__Information shown__:
————————
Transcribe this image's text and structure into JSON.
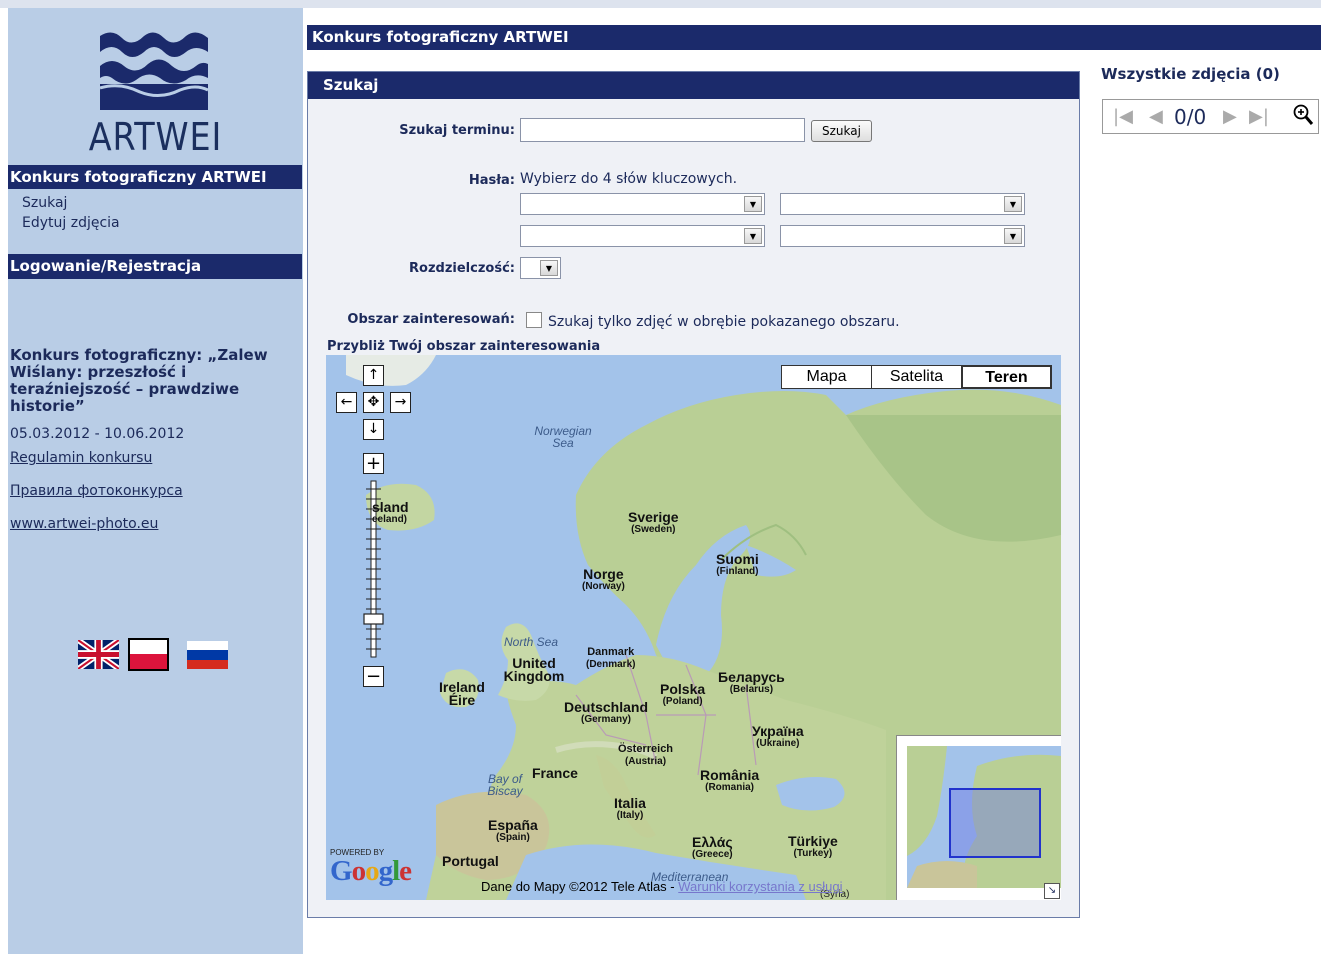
{
  "sidebar": {
    "logo_text": "ARTWEI",
    "section1_title": "Konkurs fotograficzny ARTWEI",
    "links": [
      "Szukaj",
      "Edytuj zdjęcia"
    ],
    "login_title": "Logowanie/Rejestracja",
    "contest_title": "Konkurs fotograficzny: „Zalew Wiślany: przeszłość i teraźniejszość – prawdziwe historie”",
    "contest_dates": "05.03.2012 - 10.06.2012",
    "extra_links": [
      "Regulamin konkursu",
      "Правила фотоконкурса",
      "www.artwei-photo.eu"
    ],
    "flags": [
      "uk-flag",
      "pl-flag",
      "ru-flag"
    ]
  },
  "header": {
    "title": "Konkurs fotograficzny ARTWEI"
  },
  "search": {
    "panel_title": "Szukaj",
    "term_label": "Szukaj terminu:",
    "term_value": "",
    "button_label": "Szukaj",
    "keywords_label": "Hasła:",
    "keywords_help": "Wybierz do 4 słów kluczowych.",
    "resolution_label": "Rozdzielczość:",
    "area_label": "Obszar zainteresowań:",
    "area_checkbox_label": "Szukaj tylko zdjęć w obrębie pokazanego obszaru.",
    "zoom_hint": "Przybliż Twój obszar zainteresowania"
  },
  "map": {
    "types": [
      "Mapa",
      "Satelita",
      "Teren"
    ],
    "selected_type": "Teren",
    "labels": {
      "island": "sland",
      "island_sub": "eeland)",
      "sverige": "Sverige",
      "sverige_sub": "(Sweden)",
      "suomi": "Suomi",
      "suomi_sub": "(Finland)",
      "norge": "Norge",
      "norge_sub": "(Norway)",
      "danmark": "Danmark",
      "danmark_sub": "(Denmark)",
      "uk": "United Kingdom",
      "ireland": "Ireland",
      "eire": "Éire",
      "polska": "Polska",
      "polska_sub": "(Poland)",
      "belarus": "Беларусь",
      "belarus_sub": "(Belarus)",
      "deutschland": "Deutschland",
      "deutschland_sub": "(Germany)",
      "ukraina": "Україна",
      "ukraina_sub": "(Ukraine)",
      "osterreich": "Österreich",
      "osterreich_sub": "(Austria)",
      "france": "France",
      "romania": "România",
      "romania_sub": "(Romania)",
      "italia": "Italia",
      "italia_sub": "(Italy)",
      "espana": "España",
      "espana_sub": "(Spain)",
      "ellas": "Ελλάς",
      "ellas_sub": "(Greece)",
      "turkiye": "Türkiye",
      "turkiye_sub": "(Turkey)",
      "portugal": "Portugal"
    },
    "seas": {
      "norwegian": "Norwegian Sea",
      "north": "North Sea",
      "biscay": "Bay of Biscay",
      "med": "Mediterranean",
      "syria": "(Syria)"
    },
    "powered_by": "POWERED BY",
    "google": "Google",
    "copyright": "Dane do Mapy ©2012 Tele Atlas -",
    "terms_link": "Warunki korzystania z usługi"
  },
  "photos": {
    "title": "Wszystkie zdjęcia (0)",
    "counter": "0/0"
  },
  "colors": {
    "navy": "#1b2a6b",
    "sidebar": "#b9cde6",
    "water": "#a3c3ea",
    "land": "#b9cf95"
  }
}
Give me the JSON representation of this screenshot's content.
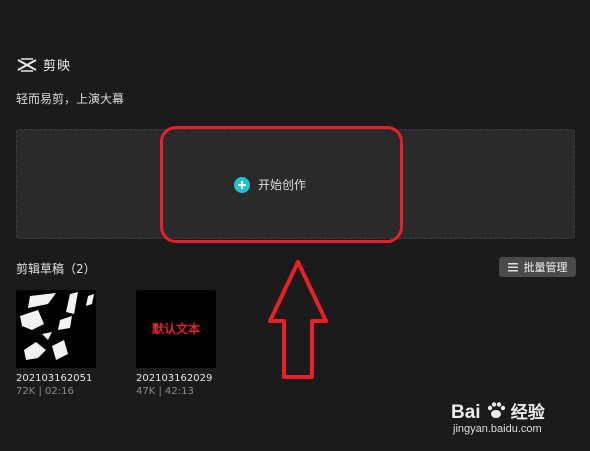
{
  "app": {
    "name": "剪映",
    "tagline": "轻而易剪，上演大幕"
  },
  "create": {
    "label": "开始创作"
  },
  "drafts": {
    "title": "剪辑草稿（2）",
    "batch_label": "批量管理",
    "items": [
      {
        "name": "202103162051",
        "meta": "72K | 02:16",
        "thumb_text": ""
      },
      {
        "name": "202103162029",
        "meta": "47K | 42:13",
        "thumb_text": "默认文本"
      }
    ]
  },
  "watermark": {
    "brand": "Bai",
    "brand_cn": "经验",
    "site": "jingyan.baidu.com"
  },
  "colors": {
    "accent": "#20c4cf",
    "highlight": "#e81f26",
    "background": "#1b1b1c"
  }
}
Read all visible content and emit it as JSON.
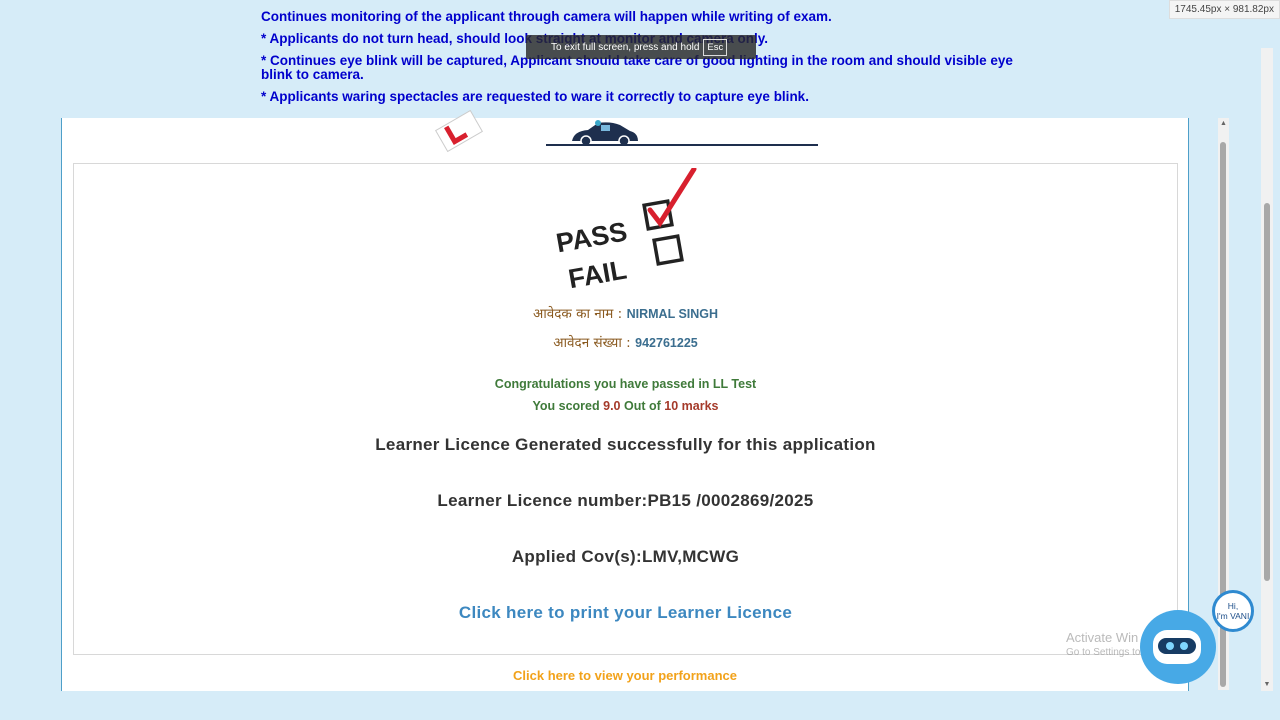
{
  "notice": {
    "line1": "Continues monitoring of the applicant through camera will happen while writing of exam.",
    "line2": "* Applicants do not turn head, should look straight at monitor and camera only.",
    "line3a": "* Continues eye blink will be captured, Applicant should take care of good lighting in the room and should visible eye",
    "line3b": "blink to camera.",
    "line4": "* Applicants waring spectacles are requested to ware it correctly to capture eye blink."
  },
  "fullscreen_toast": {
    "text": "To exit full screen, press and hold",
    "key": "Esc"
  },
  "dimension_badge": "1745.45px × 981.82px",
  "result": {
    "applicant_name_label": "आवेदक का नाम :",
    "applicant_name": "NIRMAL SINGH",
    "application_no_label": "आवेदन संख्या :",
    "application_no": "942761225",
    "congrats": "Congratulations you have passed in LL Test",
    "score_prefix": "You scored",
    "score": "9.0",
    "score_mid": "Out of",
    "max_marks": "10 marks",
    "generated": "Learner Licence Generated successfully for this application",
    "licence_number_label": "Learner Licence number:",
    "licence_number": "PB15 /0002869/2025",
    "cov_label": "Applied Cov(s):",
    "cov": "LMV,MCWG",
    "print_link": "Click here to print your Learner Licence",
    "performance_link": "Click here to view your performance"
  },
  "passfail_image": {
    "pass": "PASS",
    "fail": "FAIL"
  },
  "watermark": {
    "title": "Activate Win",
    "subtitle": "Go to Settings to"
  },
  "chatbot": {
    "greeting_line1": "Hi,",
    "greeting_line2": "I'm VANI"
  },
  "colors": {
    "notice_text": "#0000cc",
    "page_bg": "#d6ecf8",
    "link_blue": "#3d88c0",
    "performance_orange": "#f2a21a",
    "pass_red": "#d8202e"
  }
}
————————
Check each line of these records for the string "Szukaj" and state only how many lines have it.

5